:: REQUIREMENT ::
Read through the records below and copy each line that uses the word "JSON".

**** EXTRACTED ENTRIES

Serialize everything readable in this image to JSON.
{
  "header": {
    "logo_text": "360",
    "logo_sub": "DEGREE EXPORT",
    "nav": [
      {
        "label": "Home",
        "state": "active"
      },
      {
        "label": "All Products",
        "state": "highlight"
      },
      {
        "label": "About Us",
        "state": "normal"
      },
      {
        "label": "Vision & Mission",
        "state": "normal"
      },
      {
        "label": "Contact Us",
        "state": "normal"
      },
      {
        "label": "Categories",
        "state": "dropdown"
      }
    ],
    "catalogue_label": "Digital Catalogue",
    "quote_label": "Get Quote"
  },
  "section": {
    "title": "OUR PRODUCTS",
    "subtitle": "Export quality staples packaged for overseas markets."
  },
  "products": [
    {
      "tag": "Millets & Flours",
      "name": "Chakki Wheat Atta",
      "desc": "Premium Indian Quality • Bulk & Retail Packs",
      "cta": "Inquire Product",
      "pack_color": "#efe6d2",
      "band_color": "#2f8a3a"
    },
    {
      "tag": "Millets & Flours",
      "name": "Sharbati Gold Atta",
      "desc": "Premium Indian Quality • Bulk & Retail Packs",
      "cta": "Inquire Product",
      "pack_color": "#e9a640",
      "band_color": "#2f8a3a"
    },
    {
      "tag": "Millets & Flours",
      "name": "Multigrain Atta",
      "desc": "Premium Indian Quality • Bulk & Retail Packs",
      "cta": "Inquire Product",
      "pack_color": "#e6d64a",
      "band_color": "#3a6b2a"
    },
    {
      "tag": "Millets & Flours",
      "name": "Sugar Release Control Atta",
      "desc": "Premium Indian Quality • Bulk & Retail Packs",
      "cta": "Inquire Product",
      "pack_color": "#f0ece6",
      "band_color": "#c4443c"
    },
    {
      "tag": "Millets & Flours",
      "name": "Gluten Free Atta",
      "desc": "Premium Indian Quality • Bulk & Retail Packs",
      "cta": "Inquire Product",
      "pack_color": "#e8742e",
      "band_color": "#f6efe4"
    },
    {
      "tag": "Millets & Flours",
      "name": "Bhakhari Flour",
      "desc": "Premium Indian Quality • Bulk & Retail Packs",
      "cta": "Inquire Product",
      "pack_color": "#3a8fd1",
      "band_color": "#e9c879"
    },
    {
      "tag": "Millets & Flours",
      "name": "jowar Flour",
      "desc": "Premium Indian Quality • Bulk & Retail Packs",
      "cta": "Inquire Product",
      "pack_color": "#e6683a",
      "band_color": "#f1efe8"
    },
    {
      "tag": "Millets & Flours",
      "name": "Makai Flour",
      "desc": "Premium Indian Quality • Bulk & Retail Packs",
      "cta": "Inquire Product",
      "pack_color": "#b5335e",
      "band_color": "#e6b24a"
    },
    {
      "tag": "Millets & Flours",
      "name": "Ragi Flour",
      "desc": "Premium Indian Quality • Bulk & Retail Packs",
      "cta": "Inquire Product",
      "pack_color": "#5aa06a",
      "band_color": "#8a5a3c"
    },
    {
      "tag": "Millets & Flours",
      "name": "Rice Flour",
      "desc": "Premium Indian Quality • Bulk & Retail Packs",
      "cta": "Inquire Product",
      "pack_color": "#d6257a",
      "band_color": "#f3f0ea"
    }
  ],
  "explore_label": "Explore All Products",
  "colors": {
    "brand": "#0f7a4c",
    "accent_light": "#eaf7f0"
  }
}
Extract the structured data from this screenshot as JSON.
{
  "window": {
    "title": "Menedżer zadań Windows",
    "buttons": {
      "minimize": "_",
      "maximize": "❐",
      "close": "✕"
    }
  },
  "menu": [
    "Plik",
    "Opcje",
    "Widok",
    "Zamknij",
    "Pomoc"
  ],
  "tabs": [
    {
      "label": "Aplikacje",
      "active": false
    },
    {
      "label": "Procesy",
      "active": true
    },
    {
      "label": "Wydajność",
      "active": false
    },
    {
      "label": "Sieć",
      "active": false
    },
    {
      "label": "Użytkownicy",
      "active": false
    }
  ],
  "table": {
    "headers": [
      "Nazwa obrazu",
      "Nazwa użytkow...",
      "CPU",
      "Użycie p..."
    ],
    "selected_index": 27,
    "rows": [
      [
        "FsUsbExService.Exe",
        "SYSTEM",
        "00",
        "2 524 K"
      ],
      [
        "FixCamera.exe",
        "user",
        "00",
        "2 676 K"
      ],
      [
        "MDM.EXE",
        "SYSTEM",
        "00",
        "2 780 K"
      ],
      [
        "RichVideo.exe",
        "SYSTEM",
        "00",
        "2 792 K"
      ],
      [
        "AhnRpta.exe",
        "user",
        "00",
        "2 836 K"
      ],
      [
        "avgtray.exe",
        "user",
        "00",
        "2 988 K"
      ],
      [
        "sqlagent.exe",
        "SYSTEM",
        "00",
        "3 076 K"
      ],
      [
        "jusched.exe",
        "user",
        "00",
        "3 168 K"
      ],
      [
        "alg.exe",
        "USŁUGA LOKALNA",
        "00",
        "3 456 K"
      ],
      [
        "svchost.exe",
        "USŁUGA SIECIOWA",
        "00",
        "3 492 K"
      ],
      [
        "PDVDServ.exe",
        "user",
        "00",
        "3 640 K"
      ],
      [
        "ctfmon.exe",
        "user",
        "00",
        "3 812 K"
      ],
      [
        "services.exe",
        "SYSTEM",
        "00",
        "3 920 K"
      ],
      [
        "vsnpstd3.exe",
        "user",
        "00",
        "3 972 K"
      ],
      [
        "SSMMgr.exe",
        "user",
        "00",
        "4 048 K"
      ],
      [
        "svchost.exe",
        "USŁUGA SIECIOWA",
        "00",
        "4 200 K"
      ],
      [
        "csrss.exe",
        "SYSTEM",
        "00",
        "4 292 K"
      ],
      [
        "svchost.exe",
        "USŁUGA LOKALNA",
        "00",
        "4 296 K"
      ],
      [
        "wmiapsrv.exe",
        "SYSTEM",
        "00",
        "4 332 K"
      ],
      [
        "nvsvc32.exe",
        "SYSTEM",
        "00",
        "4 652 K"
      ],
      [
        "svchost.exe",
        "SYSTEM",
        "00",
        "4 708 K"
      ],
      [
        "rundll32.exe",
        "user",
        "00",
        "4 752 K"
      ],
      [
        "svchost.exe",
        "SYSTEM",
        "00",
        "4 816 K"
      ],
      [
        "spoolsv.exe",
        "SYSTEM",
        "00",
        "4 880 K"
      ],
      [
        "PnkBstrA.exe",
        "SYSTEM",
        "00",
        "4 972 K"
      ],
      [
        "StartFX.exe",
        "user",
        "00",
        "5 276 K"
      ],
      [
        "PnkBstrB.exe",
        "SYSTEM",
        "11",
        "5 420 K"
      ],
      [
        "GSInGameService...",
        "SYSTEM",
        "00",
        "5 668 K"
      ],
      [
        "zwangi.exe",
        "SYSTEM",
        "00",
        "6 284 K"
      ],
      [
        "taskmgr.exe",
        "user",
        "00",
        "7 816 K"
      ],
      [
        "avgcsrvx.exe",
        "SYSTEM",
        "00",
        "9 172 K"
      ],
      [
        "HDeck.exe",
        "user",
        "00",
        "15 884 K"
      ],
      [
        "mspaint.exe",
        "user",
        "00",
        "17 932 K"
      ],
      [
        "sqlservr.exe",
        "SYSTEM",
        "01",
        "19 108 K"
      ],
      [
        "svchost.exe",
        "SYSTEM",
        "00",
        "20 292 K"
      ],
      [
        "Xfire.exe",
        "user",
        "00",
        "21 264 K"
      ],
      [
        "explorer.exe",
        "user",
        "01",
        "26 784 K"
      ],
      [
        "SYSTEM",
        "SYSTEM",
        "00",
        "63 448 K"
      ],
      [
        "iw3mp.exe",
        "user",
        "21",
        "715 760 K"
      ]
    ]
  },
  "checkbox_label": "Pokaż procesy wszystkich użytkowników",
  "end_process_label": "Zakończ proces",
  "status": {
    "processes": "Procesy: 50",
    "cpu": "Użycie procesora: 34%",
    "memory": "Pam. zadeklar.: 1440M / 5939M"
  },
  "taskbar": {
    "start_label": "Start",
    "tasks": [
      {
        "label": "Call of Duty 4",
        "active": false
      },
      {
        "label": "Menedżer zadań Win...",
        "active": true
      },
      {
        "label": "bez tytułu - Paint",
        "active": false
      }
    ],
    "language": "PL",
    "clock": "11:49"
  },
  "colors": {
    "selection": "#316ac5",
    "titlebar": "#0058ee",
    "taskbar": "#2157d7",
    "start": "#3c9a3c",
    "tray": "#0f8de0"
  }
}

********

:: THE OUTPUT ::
Serialize everything readable in this image to JSON.
Extract the structured data from this screenshot as JSON.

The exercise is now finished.